> [GIVEN REQUEST]:
Take every line from the material that has the word "jutó" in it.

> [MATERIAL PROVIDED]:
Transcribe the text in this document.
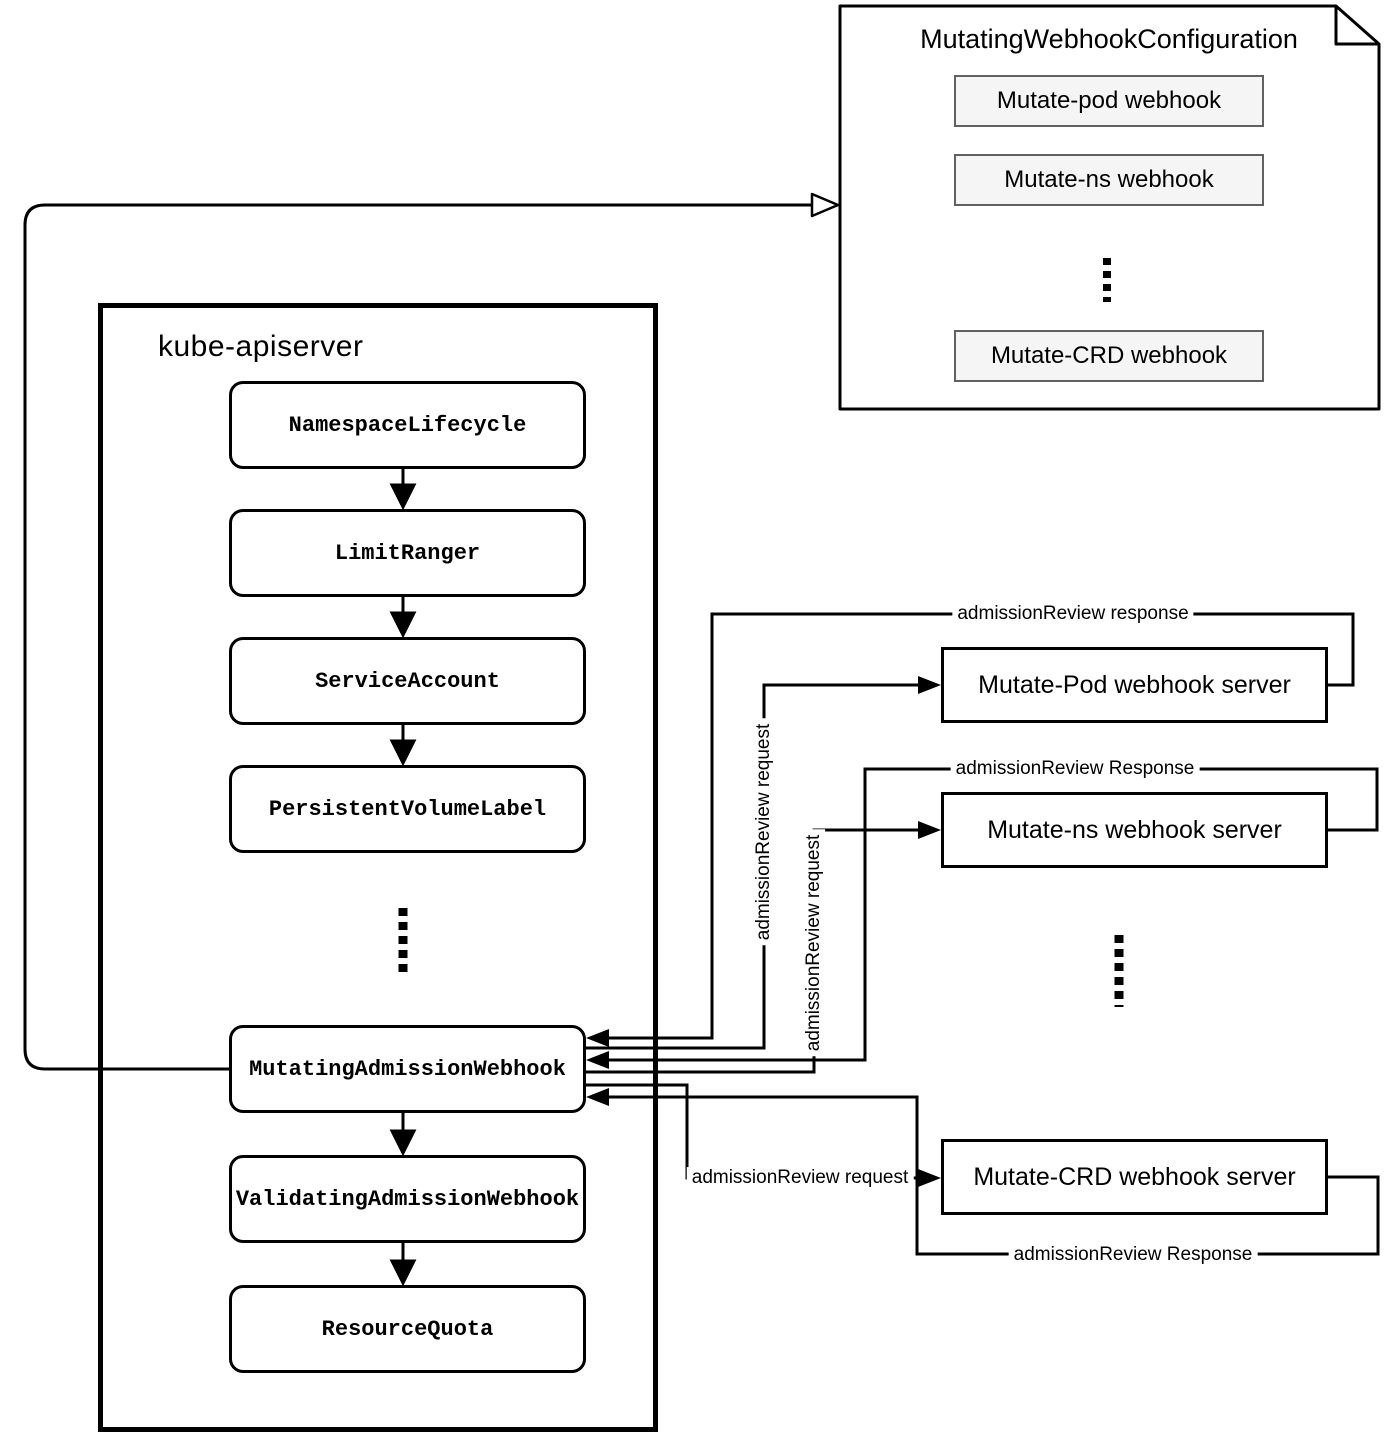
kube-apiserver
NamespaceLifecycle
LimitRanger
ServiceAccount
PersistentVolumeLabel
MutatingAdmissionWebhook
ValidatingAdmissionWebhook
ResourceQuota
MutatingWebhookConfiguration
Mutate-pod webhook
Mutate-ns webhook
Mutate-CRD webhook
Mutate-Pod webhook server
Mutate-ns webhook server
Mutate-CRD webhook server
admissionReview response
admissionReview request	admissionReview Response
admissionReview request
admissionReview request
admissionReview Response
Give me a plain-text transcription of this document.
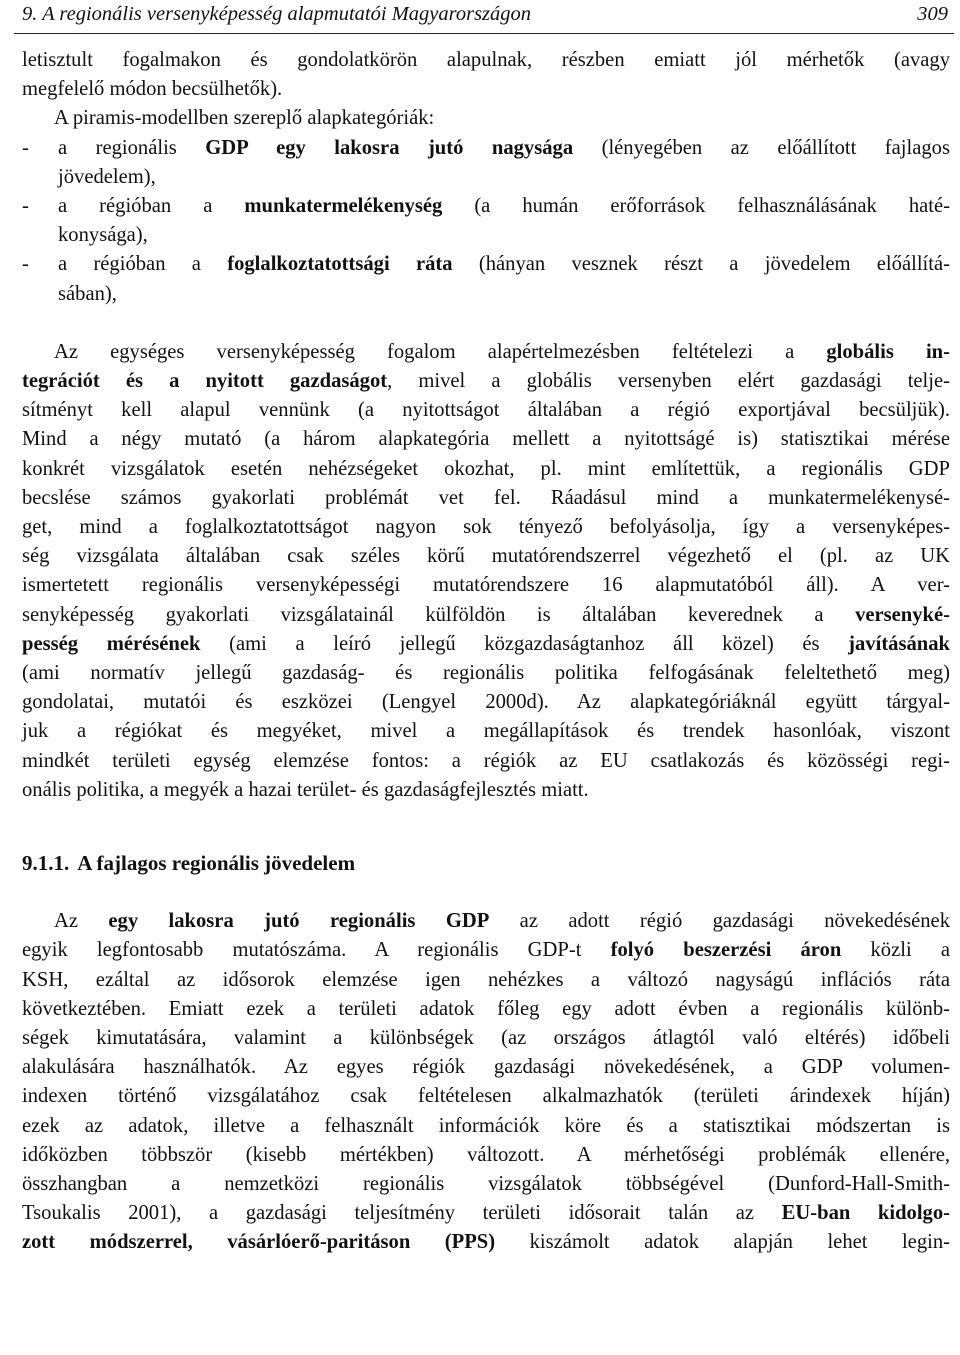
9. A regionális versenyképesség alapmutatói Magyarországon	309
letisztult fogalmakon és gondolatkörön alapulnak, részben emiatt jól mérhetők (avagy
megfelelő módon becsülhetők).
A piramis-modellben szereplő alapkategóriák:
- a regionális GDP egy lakosra jutó nagysága (lényegében az előállított fajlagos
jövedelem),
- a régióban a munkatermelékenység (a humán erőforrások felhasználásának haté-
konysága),
- a régióban a foglalkoztatottsági ráta (hányan vesznek részt a jövedelem előállítá-
sában),
Az egységes versenyképesség fogalom alapértelmezésben feltételezi a globális in-
tegrációt és a nyitott gazdaságot, mivel a globális versenyben elért gazdasági telje-
sítményt kell alapul vennünk (a nyitottságot általában a régió exportjával becsüljük).
Mind a négy mutató (a három alapkategória mellett a nyitottságé is) statisztikai mérése
konkrét vizsgálatok esetén nehézségeket okozhat, pl. mint említettük, a regionális GDP
becslése számos gyakorlati problémát vet fel. Ráadásul mind a munkatermelékenysé-
get, mind a foglalkoztatottságot nagyon sok tényező befolyásolja, így a versenyképes-
ség vizsgálata általában csak széles körű mutatórendszerrel végezhető el (pl. az UK
ismertetett regionális versenyképességi mutatórendszere 16 alapmutatóból áll). A ver-
senyképesség gyakorlati vizsgálatainál külföldön is általában keverednek a versenyké-
pesség mérésének (ami a leíró jellegű közgazdaságtanhoz áll közel) és javításának
(ami normatív jellegű gazdaság- és regionális politika felfogásának feleltethető meg)
gondolatai, mutatói és eszközei (Lengyel 2000d). Az alapkategóriáknál együtt tárgyal-
juk a régiókat és megyéket, mivel a megállapítások és trendek hasonlóak, viszont
mindkét területi egység elemzése fontos: a régiók az EU csatlakozás és közösségi regi-
onális politika, a megyék a hazai terület- és gazdaságfejlesztés miatt.
9.1.1. A fajlagos regionális jövedelem
Az egy lakosra jutó regionális GDP az adott régió gazdasági növekedésének
egyik legfontosabb mutatószáma. A regionális GDP-t folyó beszerzési áron közli a
KSH, ezáltal az idősorok elemzése igen nehézkes a változó nagyságú inflációs ráta
következtében. Emiatt ezek a területi adatok főleg egy adott évben a regionális különb-
ségek kimutatására, valamint a különbségek (az országos átlagtól való eltérés) időbeli
alakulására használhatók. Az egyes régiók gazdasági növekedésének, a GDP volumen-
indexen történő vizsgálatához csak feltételesen alkalmazhatók (területi árindexek híján)
ezek az adatok, illetve a felhasznált információk köre és a statisztikai módszertan is
időközben többször (kisebb mértékben) változott. A mérhetőségi problémák ellenére,
összhangban a nemzetközi regionális vizsgálatok többségével (Dunford-Hall-Smith-
Tsoukalis 2001), a gazdasági teljesítmény területi idősorait talán az EU-ban kidolgo-
zott módszerrel, vásárlóerő-paritáson (PPS) kiszámolt adatok alapján lehet legin-
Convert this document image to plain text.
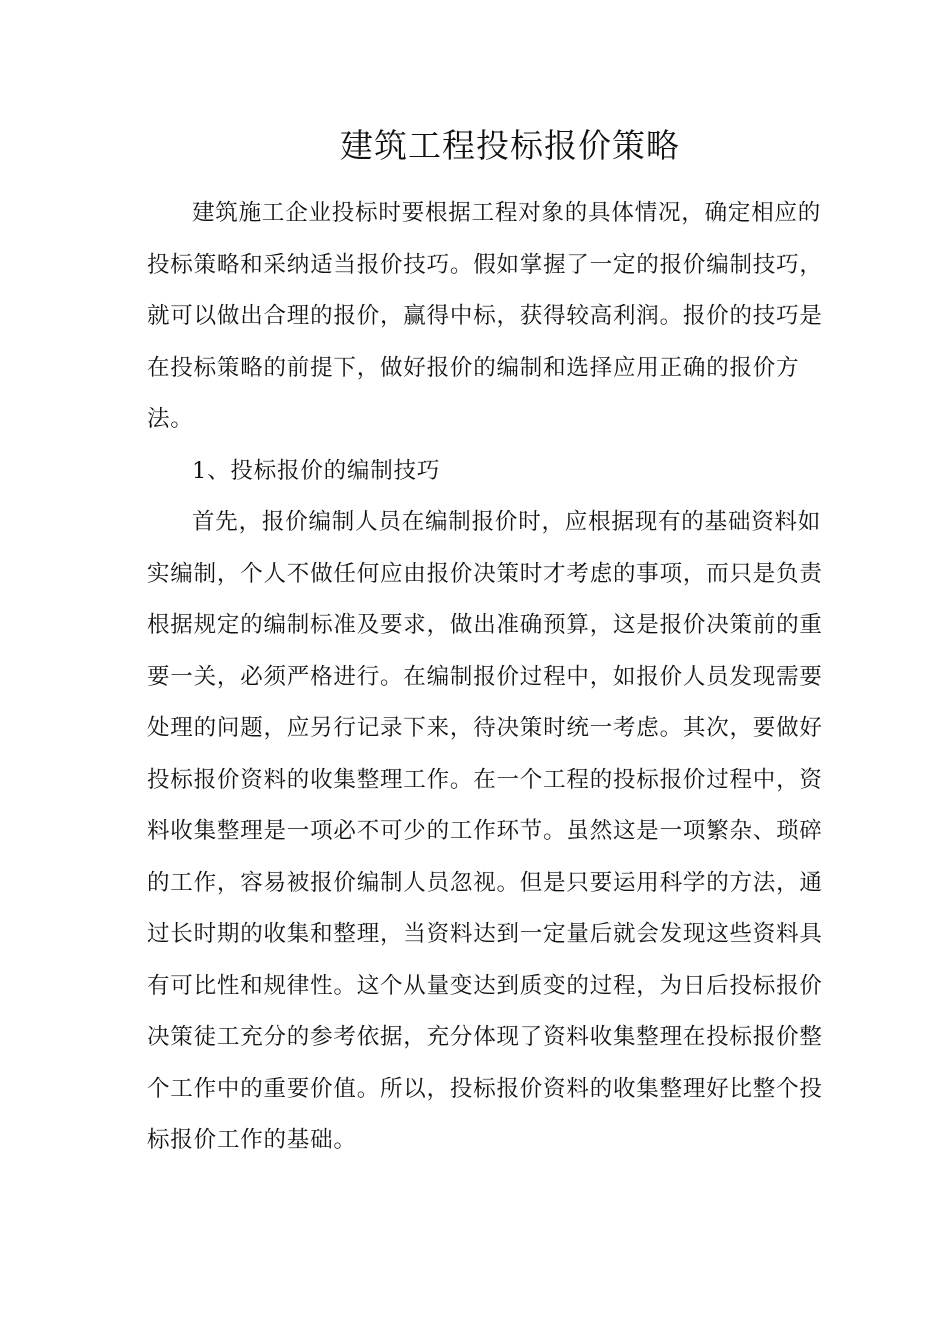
建筑工程投标报价策略
建筑施工企业投标时要根据工程对象的具体情况，确定相应的
投标策略和采纳适当报价技巧。假如掌握了一定的报价编制技巧，
就可以做出合理的报价，赢得中标，获得较高利润。报价的技巧是
在投标策略的前提下，做好报价的编制和选择应用正确的报价方
法。
1、投标报价的编制技巧
首先，报价编制人员在编制报价时，应根据现有的基础资料如
实编制，个人不做任何应由报价决策时才考虑的事项，而只是负责
根据规定的编制标准及要求，做出准确预算，这是报价决策前的重
要一关，必须严格进行。在编制报价过程中，如报价人员发现需要
处理的问题，应另行记录下来，待决策时统一考虑。其次，要做好
投标报价资料的收集整理工作。在一个工程的投标报价过程中，资
料收集整理是一项必不可少的工作环节。虽然这是一项繁杂、琐碎
的工作，容易被报价编制人员忽视。但是只要运用科学的方法，通
过长时期的收集和整理，当资料达到一定量后就会发现这些资料具
有可比性和规律性。这个从量变达到质变的过程，为日后投标报价
决策徒工充分的参考依据，充分体现了资料收集整理在投标报价整
个工作中的重要价值。所以，投标报价资料的收集整理好比整个投
标报价工作的基础。
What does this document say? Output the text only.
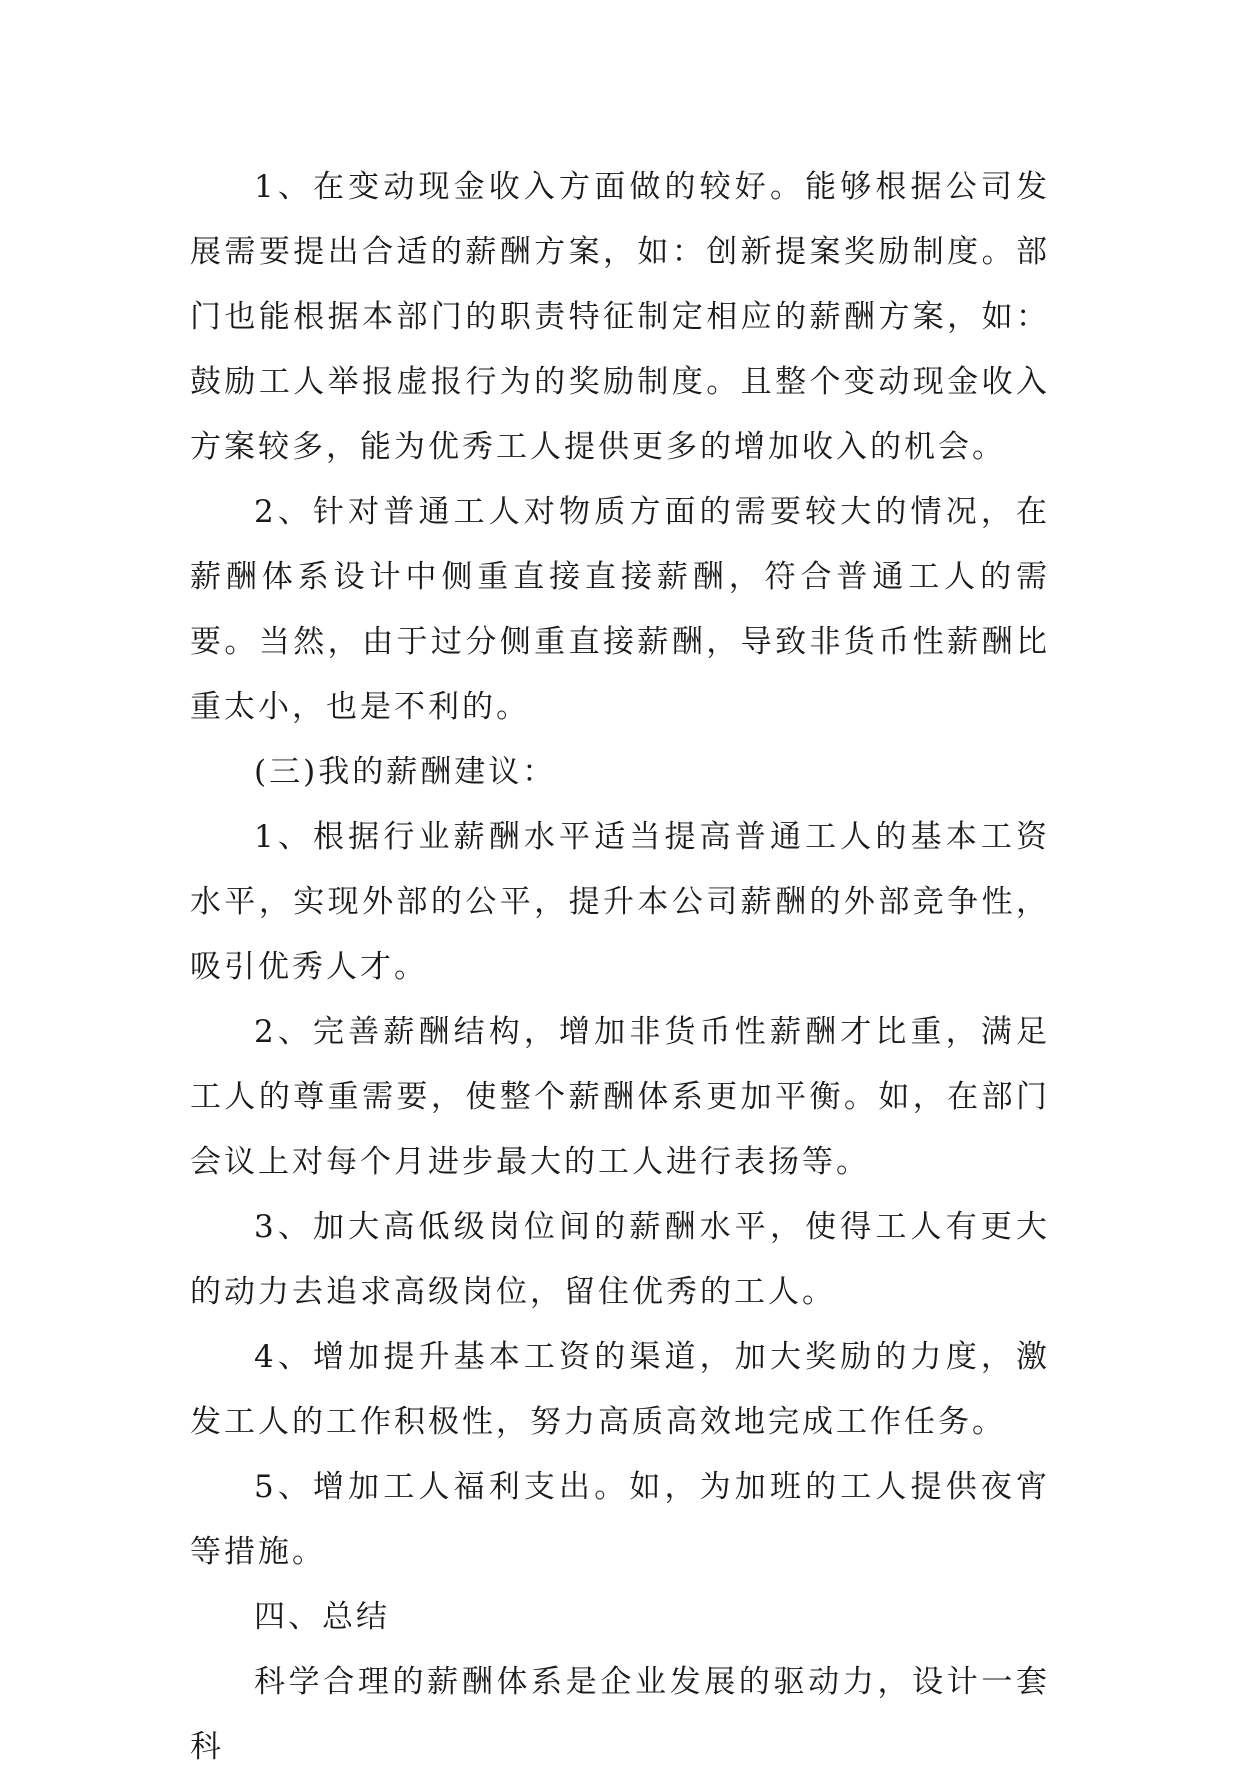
1、在变动现金收入方面做的较好。能够根据公司发展需要提出合适的薪酬方案，如：创新提案奖励制度。部门也能根据本部门的职责特征制定相应的薪酬方案，如：鼓励工人举报虚报行为的奖励制度。且整个变动现金收入方案较多，能为优秀工人提供更多的增加收入的机会。

2、针对普通工人对物质方面的需要较大的情况，在薪酬体系设计中侧重直接直接薪酬，符合普通工人的需要。当然，由于过分侧重直接薪酬，导致非货币性薪酬比重太小，也是不利的。

(三)我的薪酬建议：

1、根据行业薪酬水平适当提高普通工人的基本工资水平，实现外部的公平，提升本公司薪酬的外部竞争性，吸引优秀人才。

2、完善薪酬结构，增加非货币性薪酬才比重，满足工人的尊重需要，使整个薪酬体系更加平衡。如，在部门会议上对每个月进步最大的工人进行表扬等。

3、加大高低级岗位间的薪酬水平，使得工人有更大的动力去追求高级岗位，留住优秀的工人。

4、增加提升基本工资的渠道，加大奖励的力度，激发工人的工作积极性，努力高质高效地完成工作任务。

5、增加工人福利支出。如，为加班的工人提供夜宵等措施。

四、总结

科学合理的薪酬体系是企业发展的驱动力，设计一套科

> [EXPECTED ANSWER]:
- a regionális GDP egy lakosra jutó nagysága (lényegében az előállított fajlagos
Az egy lakosra jutó regionális GDP az adott régió gazdasági növekedésének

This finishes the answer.